Dataset items

○ ○ ○ ○ ○ ○ ○

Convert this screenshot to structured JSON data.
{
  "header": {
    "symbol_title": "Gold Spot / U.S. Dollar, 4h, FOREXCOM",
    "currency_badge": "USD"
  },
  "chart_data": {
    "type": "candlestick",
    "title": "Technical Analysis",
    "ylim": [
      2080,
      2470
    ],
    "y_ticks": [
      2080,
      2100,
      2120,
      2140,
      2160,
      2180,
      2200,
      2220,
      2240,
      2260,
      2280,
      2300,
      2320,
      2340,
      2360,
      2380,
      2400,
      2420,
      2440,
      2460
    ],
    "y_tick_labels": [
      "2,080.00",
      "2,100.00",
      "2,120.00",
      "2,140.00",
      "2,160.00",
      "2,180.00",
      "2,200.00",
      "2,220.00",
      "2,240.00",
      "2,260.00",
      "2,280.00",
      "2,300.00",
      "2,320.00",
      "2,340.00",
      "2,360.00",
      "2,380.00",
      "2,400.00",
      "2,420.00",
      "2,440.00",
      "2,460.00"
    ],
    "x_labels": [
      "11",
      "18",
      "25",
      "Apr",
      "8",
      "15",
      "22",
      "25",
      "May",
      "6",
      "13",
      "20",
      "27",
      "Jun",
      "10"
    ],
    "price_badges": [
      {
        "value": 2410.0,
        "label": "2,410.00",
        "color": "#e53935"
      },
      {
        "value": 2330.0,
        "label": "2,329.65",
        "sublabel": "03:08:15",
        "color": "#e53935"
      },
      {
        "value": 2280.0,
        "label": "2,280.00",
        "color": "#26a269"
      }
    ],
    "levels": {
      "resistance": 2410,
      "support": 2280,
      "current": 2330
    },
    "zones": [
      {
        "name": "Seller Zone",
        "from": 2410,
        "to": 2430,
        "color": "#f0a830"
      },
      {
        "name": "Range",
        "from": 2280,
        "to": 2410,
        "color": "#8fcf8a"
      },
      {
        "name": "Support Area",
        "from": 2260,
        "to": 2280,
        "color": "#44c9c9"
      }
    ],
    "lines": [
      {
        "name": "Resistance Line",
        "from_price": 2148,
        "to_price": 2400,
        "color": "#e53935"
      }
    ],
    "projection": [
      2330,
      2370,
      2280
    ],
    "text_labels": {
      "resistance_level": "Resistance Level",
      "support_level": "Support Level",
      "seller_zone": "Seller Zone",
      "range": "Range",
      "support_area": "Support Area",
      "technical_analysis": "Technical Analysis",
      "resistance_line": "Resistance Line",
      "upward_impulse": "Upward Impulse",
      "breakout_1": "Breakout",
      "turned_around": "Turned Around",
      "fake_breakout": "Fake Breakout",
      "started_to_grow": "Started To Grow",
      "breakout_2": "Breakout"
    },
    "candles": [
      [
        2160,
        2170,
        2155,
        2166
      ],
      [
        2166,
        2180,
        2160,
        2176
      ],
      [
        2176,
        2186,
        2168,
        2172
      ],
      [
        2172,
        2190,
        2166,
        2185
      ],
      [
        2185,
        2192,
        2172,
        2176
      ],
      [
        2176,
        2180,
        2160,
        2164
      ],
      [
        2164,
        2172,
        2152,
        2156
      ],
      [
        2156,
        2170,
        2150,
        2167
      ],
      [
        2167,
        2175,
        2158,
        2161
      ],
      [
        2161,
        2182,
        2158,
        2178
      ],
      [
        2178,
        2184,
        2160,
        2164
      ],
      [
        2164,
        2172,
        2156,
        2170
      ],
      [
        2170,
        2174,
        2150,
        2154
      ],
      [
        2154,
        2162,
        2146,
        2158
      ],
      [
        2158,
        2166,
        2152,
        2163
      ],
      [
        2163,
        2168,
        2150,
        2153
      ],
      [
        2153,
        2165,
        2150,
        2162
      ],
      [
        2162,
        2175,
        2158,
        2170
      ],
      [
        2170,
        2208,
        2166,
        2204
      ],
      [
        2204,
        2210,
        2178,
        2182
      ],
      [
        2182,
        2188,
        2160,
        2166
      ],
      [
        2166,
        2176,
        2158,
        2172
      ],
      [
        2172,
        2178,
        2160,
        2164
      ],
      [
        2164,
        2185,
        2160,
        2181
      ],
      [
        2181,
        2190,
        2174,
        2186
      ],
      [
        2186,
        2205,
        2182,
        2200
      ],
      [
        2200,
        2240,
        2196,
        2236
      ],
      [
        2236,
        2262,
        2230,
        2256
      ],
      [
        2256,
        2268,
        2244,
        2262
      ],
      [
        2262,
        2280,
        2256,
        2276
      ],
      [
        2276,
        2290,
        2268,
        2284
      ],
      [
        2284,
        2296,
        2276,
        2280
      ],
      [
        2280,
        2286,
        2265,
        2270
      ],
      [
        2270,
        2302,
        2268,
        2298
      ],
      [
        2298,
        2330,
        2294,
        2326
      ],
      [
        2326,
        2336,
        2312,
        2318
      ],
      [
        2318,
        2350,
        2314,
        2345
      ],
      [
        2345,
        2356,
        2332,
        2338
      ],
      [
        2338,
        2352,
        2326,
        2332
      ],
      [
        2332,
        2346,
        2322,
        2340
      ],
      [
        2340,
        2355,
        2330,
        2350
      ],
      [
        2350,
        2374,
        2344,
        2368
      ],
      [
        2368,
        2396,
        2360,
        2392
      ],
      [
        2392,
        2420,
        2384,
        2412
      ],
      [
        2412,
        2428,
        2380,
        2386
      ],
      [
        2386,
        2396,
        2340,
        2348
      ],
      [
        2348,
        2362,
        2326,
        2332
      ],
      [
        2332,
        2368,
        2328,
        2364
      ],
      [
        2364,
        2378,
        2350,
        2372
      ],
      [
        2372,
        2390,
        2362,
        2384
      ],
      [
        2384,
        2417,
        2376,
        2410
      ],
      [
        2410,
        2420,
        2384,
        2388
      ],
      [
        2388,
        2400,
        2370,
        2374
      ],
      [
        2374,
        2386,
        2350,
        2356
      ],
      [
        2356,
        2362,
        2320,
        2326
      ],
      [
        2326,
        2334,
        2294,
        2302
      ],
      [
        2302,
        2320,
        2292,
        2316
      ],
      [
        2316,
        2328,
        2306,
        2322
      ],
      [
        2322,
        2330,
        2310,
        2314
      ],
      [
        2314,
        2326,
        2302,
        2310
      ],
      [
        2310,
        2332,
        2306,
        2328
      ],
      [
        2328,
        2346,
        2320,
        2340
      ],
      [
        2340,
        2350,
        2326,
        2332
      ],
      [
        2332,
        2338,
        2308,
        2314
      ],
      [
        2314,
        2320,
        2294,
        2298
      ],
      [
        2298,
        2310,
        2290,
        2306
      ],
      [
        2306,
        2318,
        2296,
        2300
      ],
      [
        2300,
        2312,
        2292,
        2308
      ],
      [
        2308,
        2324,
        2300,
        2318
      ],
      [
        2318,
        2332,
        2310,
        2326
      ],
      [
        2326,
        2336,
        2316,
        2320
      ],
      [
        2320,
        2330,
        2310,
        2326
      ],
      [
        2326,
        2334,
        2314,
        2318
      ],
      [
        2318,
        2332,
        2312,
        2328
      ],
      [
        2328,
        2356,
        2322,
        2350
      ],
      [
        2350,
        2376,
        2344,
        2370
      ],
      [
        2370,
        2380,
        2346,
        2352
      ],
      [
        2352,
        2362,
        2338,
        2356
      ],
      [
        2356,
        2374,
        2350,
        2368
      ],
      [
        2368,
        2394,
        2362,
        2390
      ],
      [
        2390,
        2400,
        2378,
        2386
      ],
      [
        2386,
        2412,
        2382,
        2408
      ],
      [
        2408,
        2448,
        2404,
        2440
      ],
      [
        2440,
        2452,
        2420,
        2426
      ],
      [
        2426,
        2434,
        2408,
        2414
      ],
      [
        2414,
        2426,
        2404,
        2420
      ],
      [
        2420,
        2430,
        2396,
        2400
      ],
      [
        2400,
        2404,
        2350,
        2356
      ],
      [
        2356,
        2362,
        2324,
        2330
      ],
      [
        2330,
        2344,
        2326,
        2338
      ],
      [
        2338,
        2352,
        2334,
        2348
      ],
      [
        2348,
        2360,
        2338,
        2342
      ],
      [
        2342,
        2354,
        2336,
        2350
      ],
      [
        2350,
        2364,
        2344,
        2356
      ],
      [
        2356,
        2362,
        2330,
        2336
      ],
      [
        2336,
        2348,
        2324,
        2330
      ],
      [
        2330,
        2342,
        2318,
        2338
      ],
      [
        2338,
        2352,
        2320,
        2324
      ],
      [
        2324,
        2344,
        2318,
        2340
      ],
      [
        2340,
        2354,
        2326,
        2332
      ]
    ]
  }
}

○ ○ ○ ○ ○ ○ ○

Task to complete: Copy out each line in the preceding records that contains "Area".

Output below:
        "name": "Support Area",
      "support_area": "Support Area",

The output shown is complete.